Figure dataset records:
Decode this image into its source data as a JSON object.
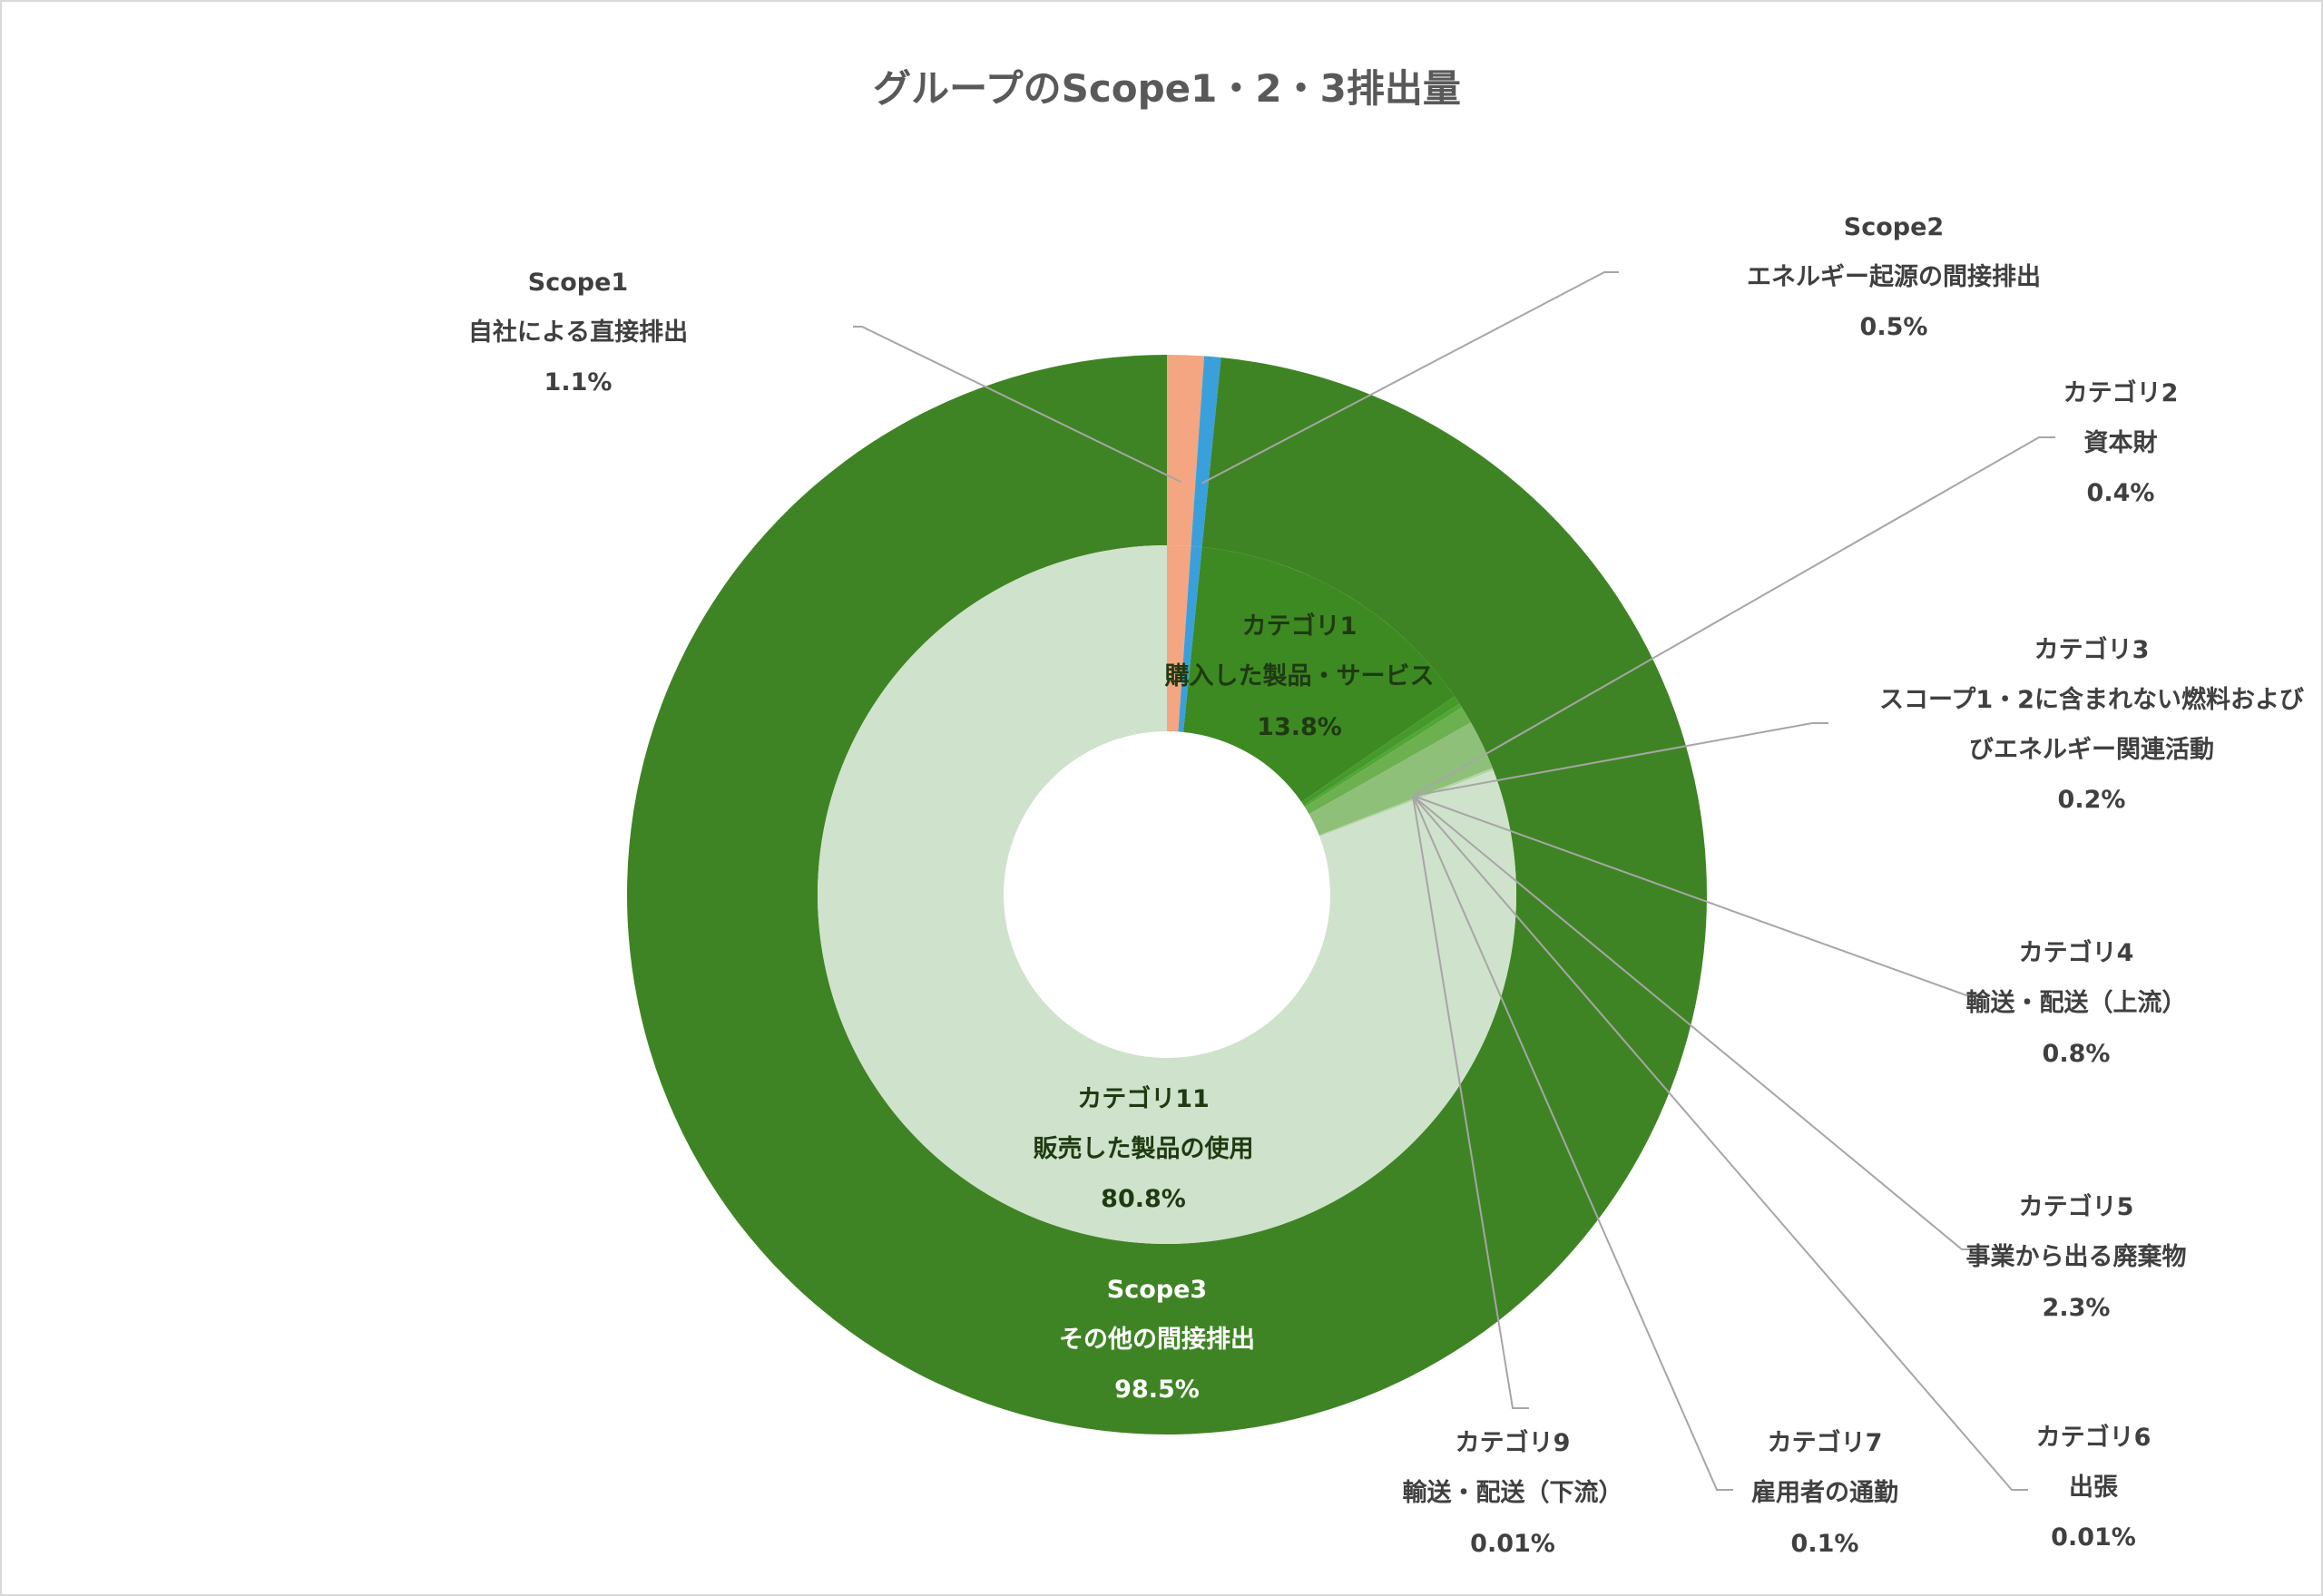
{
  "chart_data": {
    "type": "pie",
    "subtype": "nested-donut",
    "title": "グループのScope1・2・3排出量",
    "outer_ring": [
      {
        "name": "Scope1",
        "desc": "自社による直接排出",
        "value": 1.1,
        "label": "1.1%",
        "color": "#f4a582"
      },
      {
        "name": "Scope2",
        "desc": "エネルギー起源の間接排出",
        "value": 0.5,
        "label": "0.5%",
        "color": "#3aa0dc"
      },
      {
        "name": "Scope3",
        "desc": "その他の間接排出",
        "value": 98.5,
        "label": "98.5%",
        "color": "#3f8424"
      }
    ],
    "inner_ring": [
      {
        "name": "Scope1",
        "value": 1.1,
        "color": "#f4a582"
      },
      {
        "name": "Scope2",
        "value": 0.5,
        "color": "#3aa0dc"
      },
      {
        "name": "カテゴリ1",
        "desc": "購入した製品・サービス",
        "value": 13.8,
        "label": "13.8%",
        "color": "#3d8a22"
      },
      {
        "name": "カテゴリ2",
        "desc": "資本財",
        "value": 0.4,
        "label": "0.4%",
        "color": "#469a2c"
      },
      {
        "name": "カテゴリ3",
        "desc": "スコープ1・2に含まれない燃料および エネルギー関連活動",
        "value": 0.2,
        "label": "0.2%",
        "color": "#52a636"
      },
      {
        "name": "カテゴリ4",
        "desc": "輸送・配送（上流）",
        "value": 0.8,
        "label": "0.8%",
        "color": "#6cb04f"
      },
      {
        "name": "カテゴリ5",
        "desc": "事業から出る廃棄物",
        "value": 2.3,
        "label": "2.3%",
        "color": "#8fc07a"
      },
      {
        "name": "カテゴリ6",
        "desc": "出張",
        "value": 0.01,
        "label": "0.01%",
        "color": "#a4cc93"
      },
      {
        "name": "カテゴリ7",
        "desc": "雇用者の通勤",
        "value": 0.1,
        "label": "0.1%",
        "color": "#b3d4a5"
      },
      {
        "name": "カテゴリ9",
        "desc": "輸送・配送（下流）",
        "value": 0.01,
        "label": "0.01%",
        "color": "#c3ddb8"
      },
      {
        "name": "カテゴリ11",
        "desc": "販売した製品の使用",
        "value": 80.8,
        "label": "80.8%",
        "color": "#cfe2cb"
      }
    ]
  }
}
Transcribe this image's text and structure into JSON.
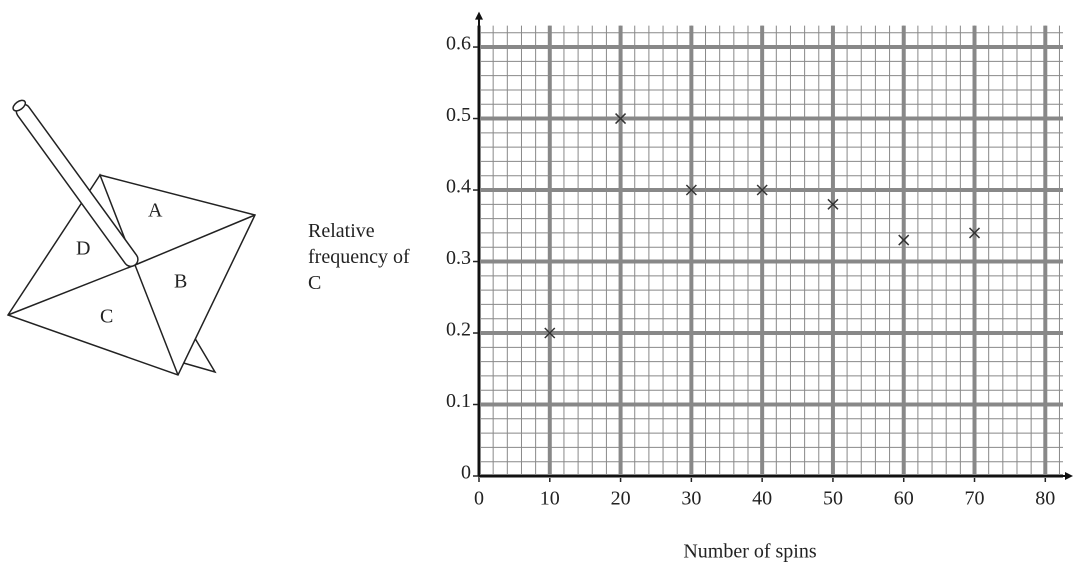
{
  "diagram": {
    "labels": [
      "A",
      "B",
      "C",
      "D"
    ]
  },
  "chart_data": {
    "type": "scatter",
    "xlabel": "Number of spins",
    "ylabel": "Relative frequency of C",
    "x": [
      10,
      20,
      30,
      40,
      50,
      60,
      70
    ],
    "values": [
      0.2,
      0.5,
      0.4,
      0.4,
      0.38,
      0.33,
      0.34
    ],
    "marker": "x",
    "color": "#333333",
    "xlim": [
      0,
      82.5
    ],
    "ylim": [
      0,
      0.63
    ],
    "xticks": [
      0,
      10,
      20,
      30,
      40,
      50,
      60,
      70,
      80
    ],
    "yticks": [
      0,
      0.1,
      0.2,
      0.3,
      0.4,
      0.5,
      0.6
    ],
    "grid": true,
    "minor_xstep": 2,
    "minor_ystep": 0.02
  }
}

#### Exercise aim
Work out the count of lines containing the word "this", then write only that count.

#### The response
2